| STATED EXERCISE |
Locate the string "sistemului" throughout the material and copy every line in which it occurs.
━━━ PROVIDED RECORDS ━━━
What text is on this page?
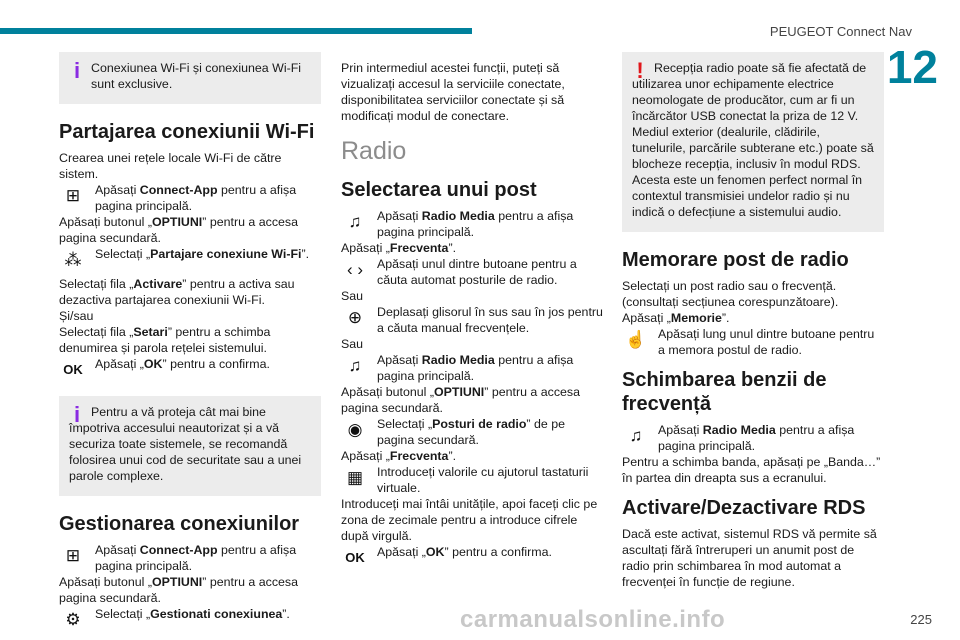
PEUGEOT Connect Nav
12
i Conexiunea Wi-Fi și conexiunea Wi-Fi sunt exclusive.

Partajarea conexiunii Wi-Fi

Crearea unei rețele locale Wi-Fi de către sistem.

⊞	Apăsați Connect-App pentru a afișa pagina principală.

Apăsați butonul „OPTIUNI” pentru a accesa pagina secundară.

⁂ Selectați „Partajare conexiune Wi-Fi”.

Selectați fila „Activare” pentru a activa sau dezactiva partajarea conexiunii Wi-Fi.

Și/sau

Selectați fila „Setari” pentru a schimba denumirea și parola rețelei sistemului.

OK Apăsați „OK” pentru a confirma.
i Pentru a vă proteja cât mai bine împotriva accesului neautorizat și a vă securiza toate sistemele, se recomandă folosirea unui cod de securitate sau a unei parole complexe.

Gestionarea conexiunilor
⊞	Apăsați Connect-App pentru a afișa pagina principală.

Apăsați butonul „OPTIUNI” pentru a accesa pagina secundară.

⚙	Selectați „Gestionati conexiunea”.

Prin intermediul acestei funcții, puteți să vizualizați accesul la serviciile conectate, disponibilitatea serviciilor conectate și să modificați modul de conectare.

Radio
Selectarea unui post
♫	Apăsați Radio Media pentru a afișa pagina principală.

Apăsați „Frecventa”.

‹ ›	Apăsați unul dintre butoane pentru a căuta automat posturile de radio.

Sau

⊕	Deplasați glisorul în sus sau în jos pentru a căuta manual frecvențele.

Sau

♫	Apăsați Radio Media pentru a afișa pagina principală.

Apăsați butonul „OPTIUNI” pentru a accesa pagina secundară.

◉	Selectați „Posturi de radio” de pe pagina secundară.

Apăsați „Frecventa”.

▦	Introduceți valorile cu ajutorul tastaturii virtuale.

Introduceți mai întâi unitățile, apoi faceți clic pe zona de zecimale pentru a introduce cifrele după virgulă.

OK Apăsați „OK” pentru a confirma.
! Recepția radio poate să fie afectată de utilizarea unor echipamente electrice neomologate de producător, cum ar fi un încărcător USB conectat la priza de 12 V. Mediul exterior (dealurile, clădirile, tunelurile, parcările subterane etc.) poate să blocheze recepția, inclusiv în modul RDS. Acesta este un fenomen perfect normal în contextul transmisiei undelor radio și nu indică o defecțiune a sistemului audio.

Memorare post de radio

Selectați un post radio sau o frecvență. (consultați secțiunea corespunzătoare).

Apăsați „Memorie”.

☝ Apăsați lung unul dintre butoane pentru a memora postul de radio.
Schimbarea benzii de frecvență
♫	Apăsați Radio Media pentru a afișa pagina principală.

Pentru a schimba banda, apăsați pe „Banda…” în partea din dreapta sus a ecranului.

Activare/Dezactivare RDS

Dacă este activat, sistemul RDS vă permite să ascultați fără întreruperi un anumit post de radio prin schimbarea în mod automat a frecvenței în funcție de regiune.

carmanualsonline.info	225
━━━
| WRITTEN RESPONSE |
Selectați fila „Setari” pentru a schimba denumirea și parola rețelei sistemului.
! Recepția radio poate să fie afectată de utilizarea unor echipamente electrice neomologate de producător, cum ar fi un încărcător USB conectat la priza de 12 V. Mediul exterior (dealurile, clădirile, tunelurile, parcările subterane etc.) poate să blocheze recepția, inclusiv în modul RDS. Acesta este un fenomen perfect normal în contextul transmisiei undelor radio și nu indică o defecțiune a sistemului audio.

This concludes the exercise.